Written task: Each entry below must be repeated word for word.
+++
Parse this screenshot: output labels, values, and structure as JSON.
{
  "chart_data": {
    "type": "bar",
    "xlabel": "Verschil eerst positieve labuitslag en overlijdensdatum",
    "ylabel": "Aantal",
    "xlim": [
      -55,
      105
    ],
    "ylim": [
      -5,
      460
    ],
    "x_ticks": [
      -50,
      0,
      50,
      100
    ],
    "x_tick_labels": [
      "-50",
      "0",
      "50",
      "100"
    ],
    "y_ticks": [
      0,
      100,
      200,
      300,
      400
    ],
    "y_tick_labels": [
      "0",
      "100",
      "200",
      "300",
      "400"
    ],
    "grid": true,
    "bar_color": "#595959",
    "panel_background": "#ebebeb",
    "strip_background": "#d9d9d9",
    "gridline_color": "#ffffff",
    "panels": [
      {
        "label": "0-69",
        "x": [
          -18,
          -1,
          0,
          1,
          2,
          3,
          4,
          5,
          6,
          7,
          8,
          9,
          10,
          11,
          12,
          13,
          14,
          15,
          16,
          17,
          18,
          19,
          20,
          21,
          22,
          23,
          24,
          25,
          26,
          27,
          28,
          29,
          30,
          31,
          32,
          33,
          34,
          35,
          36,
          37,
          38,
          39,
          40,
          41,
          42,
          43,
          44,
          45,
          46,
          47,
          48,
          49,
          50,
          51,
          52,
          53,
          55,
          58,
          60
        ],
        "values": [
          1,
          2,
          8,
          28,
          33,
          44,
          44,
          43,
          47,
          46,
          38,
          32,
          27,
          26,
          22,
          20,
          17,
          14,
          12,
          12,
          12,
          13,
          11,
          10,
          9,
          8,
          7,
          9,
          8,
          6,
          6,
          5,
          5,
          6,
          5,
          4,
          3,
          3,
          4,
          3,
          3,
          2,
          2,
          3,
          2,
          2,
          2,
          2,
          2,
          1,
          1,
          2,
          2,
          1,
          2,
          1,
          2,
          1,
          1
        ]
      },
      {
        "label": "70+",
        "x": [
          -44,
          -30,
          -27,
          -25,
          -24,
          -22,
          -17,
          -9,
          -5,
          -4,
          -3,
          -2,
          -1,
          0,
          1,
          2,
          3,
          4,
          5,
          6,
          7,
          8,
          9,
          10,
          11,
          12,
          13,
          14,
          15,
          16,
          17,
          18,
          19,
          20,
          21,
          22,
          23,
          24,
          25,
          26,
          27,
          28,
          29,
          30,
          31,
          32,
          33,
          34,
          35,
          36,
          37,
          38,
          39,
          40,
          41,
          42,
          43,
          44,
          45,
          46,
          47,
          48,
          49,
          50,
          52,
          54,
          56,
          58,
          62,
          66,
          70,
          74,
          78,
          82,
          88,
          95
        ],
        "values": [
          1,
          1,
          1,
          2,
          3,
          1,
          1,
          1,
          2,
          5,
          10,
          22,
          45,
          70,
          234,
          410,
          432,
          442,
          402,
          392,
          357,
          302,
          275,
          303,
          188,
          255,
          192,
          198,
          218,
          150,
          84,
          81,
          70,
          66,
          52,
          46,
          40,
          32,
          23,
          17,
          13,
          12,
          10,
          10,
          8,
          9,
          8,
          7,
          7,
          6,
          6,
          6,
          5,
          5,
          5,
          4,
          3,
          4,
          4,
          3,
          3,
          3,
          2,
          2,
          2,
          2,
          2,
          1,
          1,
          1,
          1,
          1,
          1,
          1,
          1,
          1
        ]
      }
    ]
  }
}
+++
Full output:
Parse this screenshot: output labels, values, and structure as JSON.
{
  "chart_data": {
    "type": "bar",
    "xlabel": "Verschil eerst positieve labuitslag en overlijdensdatum",
    "ylabel": "Aantal",
    "xlim": [
      -55,
      105
    ],
    "ylim": [
      -5,
      460
    ],
    "x_ticks": [
      -50,
      0,
      50,
      100
    ],
    "x_tick_labels": [
      "-50",
      "0",
      "50",
      "100"
    ],
    "y_ticks": [
      0,
      100,
      200,
      300,
      400
    ],
    "y_tick_labels": [
      "0",
      "100",
      "200",
      "300",
      "400"
    ],
    "grid": true,
    "bar_color": "#595959",
    "panel_background": "#ebebeb",
    "strip_background": "#d9d9d9",
    "gridline_color": "#ffffff",
    "panels": [
      {
        "label": "0-69",
        "x": [
          -18,
          -1,
          0,
          1,
          2,
          3,
          4,
          5,
          6,
          7,
          8,
          9,
          10,
          11,
          12,
          13,
          14,
          15,
          16,
          17,
          18,
          19,
          20,
          21,
          22,
          23,
          24,
          25,
          26,
          27,
          28,
          29,
          30,
          31,
          32,
          33,
          34,
          35,
          36,
          37,
          38,
          39,
          40,
          41,
          42,
          43,
          44,
          45,
          46,
          47,
          48,
          49,
          50,
          51,
          52,
          53,
          55,
          58,
          60
        ],
        "values": [
          1,
          2,
          8,
          28,
          33,
          44,
          44,
          43,
          47,
          46,
          38,
          32,
          27,
          26,
          22,
          20,
          17,
          14,
          12,
          12,
          12,
          13,
          11,
          10,
          9,
          8,
          7,
          9,
          8,
          6,
          6,
          5,
          5,
          6,
          5,
          4,
          3,
          3,
          4,
          3,
          3,
          2,
          2,
          3,
          2,
          2,
          2,
          2,
          2,
          1,
          1,
          2,
          2,
          1,
          2,
          1,
          2,
          1,
          1
        ]
      },
      {
        "label": "70+",
        "x": [
          -44,
          -30,
          -27,
          -25,
          -24,
          -22,
          -17,
          -9,
          -5,
          -4,
          -3,
          -2,
          -1,
          0,
          1,
          2,
          3,
          4,
          5,
          6,
          7,
          8,
          9,
          10,
          11,
          12,
          13,
          14,
          15,
          16,
          17,
          18,
          19,
          20,
          21,
          22,
          23,
          24,
          25,
          26,
          27,
          28,
          29,
          30,
          31,
          32,
          33,
          34,
          35,
          36,
          37,
          38,
          39,
          40,
          41,
          42,
          43,
          44,
          45,
          46,
          47,
          48,
          49,
          50,
          52,
          54,
          56,
          58,
          62,
          66,
          70,
          74,
          78,
          82,
          88,
          95
        ],
        "values": [
          1,
          1,
          1,
          2,
          3,
          1,
          1,
          1,
          2,
          5,
          10,
          22,
          45,
          70,
          234,
          410,
          432,
          442,
          402,
          392,
          357,
          302,
          275,
          303,
          188,
          255,
          192,
          198,
          218,
          150,
          84,
          81,
          70,
          66,
          52,
          46,
          40,
          32,
          23,
          17,
          13,
          12,
          10,
          10,
          8,
          9,
          8,
          7,
          7,
          6,
          6,
          6,
          5,
          5,
          5,
          4,
          3,
          4,
          4,
          3,
          3,
          3,
          2,
          2,
          2,
          2,
          2,
          1,
          1,
          1,
          1,
          1,
          1,
          1,
          1,
          1
        ]
      }
    ]
  }
}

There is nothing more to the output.